### Prompt
Reproduce every entry exactly as shown.
***
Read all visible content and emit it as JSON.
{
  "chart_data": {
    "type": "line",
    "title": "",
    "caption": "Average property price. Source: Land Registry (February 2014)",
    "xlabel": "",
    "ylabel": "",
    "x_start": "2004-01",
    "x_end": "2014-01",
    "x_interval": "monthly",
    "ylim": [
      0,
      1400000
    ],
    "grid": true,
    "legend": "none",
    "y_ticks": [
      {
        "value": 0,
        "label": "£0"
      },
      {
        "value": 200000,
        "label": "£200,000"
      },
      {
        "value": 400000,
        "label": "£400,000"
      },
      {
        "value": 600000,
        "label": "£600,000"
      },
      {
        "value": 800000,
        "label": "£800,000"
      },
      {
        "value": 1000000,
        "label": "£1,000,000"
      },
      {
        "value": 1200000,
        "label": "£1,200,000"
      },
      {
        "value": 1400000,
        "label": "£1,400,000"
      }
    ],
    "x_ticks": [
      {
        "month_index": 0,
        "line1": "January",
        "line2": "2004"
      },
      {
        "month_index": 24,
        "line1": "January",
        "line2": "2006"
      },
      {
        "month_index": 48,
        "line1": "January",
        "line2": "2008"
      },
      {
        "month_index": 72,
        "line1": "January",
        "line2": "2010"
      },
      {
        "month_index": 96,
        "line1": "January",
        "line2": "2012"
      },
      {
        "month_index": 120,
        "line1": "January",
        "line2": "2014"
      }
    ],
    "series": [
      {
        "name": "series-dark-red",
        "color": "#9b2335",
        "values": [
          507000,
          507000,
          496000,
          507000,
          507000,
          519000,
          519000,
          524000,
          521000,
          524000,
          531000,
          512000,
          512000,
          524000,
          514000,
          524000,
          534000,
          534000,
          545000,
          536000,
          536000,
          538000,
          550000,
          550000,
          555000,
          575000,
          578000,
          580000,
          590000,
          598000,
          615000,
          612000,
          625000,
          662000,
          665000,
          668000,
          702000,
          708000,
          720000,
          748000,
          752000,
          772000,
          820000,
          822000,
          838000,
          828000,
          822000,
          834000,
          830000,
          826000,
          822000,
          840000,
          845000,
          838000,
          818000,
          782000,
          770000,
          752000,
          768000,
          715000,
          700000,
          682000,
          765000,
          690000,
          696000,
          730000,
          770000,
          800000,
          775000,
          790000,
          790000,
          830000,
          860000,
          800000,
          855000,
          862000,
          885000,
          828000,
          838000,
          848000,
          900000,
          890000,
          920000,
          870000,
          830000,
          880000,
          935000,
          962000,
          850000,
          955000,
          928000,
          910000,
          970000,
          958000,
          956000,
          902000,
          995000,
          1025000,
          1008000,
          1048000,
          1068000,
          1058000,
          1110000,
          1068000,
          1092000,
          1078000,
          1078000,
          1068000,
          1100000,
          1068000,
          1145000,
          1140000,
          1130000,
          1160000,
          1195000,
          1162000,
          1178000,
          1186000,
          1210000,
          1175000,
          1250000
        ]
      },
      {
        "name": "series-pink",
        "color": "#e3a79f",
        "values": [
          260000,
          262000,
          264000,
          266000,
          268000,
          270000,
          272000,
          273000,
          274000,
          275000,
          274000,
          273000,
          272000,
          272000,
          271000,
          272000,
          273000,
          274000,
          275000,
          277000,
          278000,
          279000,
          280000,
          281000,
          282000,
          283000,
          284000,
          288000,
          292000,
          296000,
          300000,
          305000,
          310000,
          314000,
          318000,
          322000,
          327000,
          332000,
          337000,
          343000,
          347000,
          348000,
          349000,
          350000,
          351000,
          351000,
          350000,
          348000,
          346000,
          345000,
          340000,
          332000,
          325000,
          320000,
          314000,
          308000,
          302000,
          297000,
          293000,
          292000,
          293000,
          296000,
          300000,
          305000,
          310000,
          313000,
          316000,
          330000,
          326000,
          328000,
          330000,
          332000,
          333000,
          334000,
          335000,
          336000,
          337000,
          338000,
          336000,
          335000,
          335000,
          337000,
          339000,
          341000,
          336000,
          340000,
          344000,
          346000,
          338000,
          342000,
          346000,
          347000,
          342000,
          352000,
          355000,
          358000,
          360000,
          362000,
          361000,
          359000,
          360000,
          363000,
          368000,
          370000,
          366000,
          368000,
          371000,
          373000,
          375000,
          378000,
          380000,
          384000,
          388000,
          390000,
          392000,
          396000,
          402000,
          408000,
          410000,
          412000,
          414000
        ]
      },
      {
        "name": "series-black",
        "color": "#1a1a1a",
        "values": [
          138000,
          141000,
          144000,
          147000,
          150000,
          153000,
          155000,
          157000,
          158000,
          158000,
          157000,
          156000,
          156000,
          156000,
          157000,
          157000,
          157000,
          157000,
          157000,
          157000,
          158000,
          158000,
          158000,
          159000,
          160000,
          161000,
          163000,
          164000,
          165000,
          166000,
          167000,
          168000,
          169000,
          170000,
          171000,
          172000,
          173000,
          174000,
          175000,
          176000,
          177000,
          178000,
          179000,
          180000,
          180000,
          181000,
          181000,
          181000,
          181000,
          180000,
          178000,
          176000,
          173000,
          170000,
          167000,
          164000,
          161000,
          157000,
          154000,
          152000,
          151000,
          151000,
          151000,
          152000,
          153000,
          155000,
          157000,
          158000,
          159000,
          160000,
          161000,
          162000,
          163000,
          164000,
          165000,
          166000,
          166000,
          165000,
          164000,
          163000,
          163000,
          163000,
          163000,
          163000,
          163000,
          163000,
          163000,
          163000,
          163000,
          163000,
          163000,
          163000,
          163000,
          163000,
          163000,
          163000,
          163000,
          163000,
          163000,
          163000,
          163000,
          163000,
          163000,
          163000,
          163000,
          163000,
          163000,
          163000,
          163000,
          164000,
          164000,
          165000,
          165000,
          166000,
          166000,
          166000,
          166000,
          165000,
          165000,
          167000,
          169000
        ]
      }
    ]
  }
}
***
### Written response
Read all visible content and emit it as JSON.
{
  "chart_data": {
    "type": "line",
    "title": "",
    "caption": "Average property price. Source: Land Registry (February 2014)",
    "xlabel": "",
    "ylabel": "",
    "x_start": "2004-01",
    "x_end": "2014-01",
    "x_interval": "monthly",
    "ylim": [
      0,
      1400000
    ],
    "grid": true,
    "legend": "none",
    "y_ticks": [
      {
        "value": 0,
        "label": "£0"
      },
      {
        "value": 200000,
        "label": "£200,000"
      },
      {
        "value": 400000,
        "label": "£400,000"
      },
      {
        "value": 600000,
        "label": "£600,000"
      },
      {
        "value": 800000,
        "label": "£800,000"
      },
      {
        "value": 1000000,
        "label": "£1,000,000"
      },
      {
        "value": 1200000,
        "label": "£1,200,000"
      },
      {
        "value": 1400000,
        "label": "£1,400,000"
      }
    ],
    "x_ticks": [
      {
        "month_index": 0,
        "line1": "January",
        "line2": "2004"
      },
      {
        "month_index": 24,
        "line1": "January",
        "line2": "2006"
      },
      {
        "month_index": 48,
        "line1": "January",
        "line2": "2008"
      },
      {
        "month_index": 72,
        "line1": "January",
        "line2": "2010"
      },
      {
        "month_index": 96,
        "line1": "January",
        "line2": "2012"
      },
      {
        "month_index": 120,
        "line1": "January",
        "line2": "2014"
      }
    ],
    "series": [
      {
        "name": "series-dark-red",
        "color": "#9b2335",
        "values": [
          507000,
          507000,
          496000,
          507000,
          507000,
          519000,
          519000,
          524000,
          521000,
          524000,
          531000,
          512000,
          512000,
          524000,
          514000,
          524000,
          534000,
          534000,
          545000,
          536000,
          536000,
          538000,
          550000,
          550000,
          555000,
          575000,
          578000,
          580000,
          590000,
          598000,
          615000,
          612000,
          625000,
          662000,
          665000,
          668000,
          702000,
          708000,
          720000,
          748000,
          752000,
          772000,
          820000,
          822000,
          838000,
          828000,
          822000,
          834000,
          830000,
          826000,
          822000,
          840000,
          845000,
          838000,
          818000,
          782000,
          770000,
          752000,
          768000,
          715000,
          700000,
          682000,
          765000,
          690000,
          696000,
          730000,
          770000,
          800000,
          775000,
          790000,
          790000,
          830000,
          860000,
          800000,
          855000,
          862000,
          885000,
          828000,
          838000,
          848000,
          900000,
          890000,
          920000,
          870000,
          830000,
          880000,
          935000,
          962000,
          850000,
          955000,
          928000,
          910000,
          970000,
          958000,
          956000,
          902000,
          995000,
          1025000,
          1008000,
          1048000,
          1068000,
          1058000,
          1110000,
          1068000,
          1092000,
          1078000,
          1078000,
          1068000,
          1100000,
          1068000,
          1145000,
          1140000,
          1130000,
          1160000,
          1195000,
          1162000,
          1178000,
          1186000,
          1210000,
          1175000,
          1250000
        ]
      },
      {
        "name": "series-pink",
        "color": "#e3a79f",
        "values": [
          260000,
          262000,
          264000,
          266000,
          268000,
          270000,
          272000,
          273000,
          274000,
          275000,
          274000,
          273000,
          272000,
          272000,
          271000,
          272000,
          273000,
          274000,
          275000,
          277000,
          278000,
          279000,
          280000,
          281000,
          282000,
          283000,
          284000,
          288000,
          292000,
          296000,
          300000,
          305000,
          310000,
          314000,
          318000,
          322000,
          327000,
          332000,
          337000,
          343000,
          347000,
          348000,
          349000,
          350000,
          351000,
          351000,
          350000,
          348000,
          346000,
          345000,
          340000,
          332000,
          325000,
          320000,
          314000,
          308000,
          302000,
          297000,
          293000,
          292000,
          293000,
          296000,
          300000,
          305000,
          310000,
          313000,
          316000,
          330000,
          326000,
          328000,
          330000,
          332000,
          333000,
          334000,
          335000,
          336000,
          337000,
          338000,
          336000,
          335000,
          335000,
          337000,
          339000,
          341000,
          336000,
          340000,
          344000,
          346000,
          338000,
          342000,
          346000,
          347000,
          342000,
          352000,
          355000,
          358000,
          360000,
          362000,
          361000,
          359000,
          360000,
          363000,
          368000,
          370000,
          366000,
          368000,
          371000,
          373000,
          375000,
          378000,
          380000,
          384000,
          388000,
          390000,
          392000,
          396000,
          402000,
          408000,
          410000,
          412000,
          414000
        ]
      },
      {
        "name": "series-black",
        "color": "#1a1a1a",
        "values": [
          138000,
          141000,
          144000,
          147000,
          150000,
          153000,
          155000,
          157000,
          158000,
          158000,
          157000,
          156000,
          156000,
          156000,
          157000,
          157000,
          157000,
          157000,
          157000,
          157000,
          158000,
          158000,
          158000,
          159000,
          160000,
          161000,
          163000,
          164000,
          165000,
          166000,
          167000,
          168000,
          169000,
          170000,
          171000,
          172000,
          173000,
          174000,
          175000,
          176000,
          177000,
          178000,
          179000,
          180000,
          180000,
          181000,
          181000,
          181000,
          181000,
          180000,
          178000,
          176000,
          173000,
          170000,
          167000,
          164000,
          161000,
          157000,
          154000,
          152000,
          151000,
          151000,
          151000,
          152000,
          153000,
          155000,
          157000,
          158000,
          159000,
          160000,
          161000,
          162000,
          163000,
          164000,
          165000,
          166000,
          166000,
          165000,
          164000,
          163000,
          163000,
          163000,
          163000,
          163000,
          163000,
          163000,
          163000,
          163000,
          163000,
          163000,
          163000,
          163000,
          163000,
          163000,
          163000,
          163000,
          163000,
          163000,
          163000,
          163000,
          163000,
          163000,
          163000,
          163000,
          163000,
          163000,
          163000,
          163000,
          163000,
          164000,
          164000,
          165000,
          165000,
          166000,
          166000,
          166000,
          166000,
          165000,
          165000,
          167000,
          169000
        ]
      }
    ]
  }
}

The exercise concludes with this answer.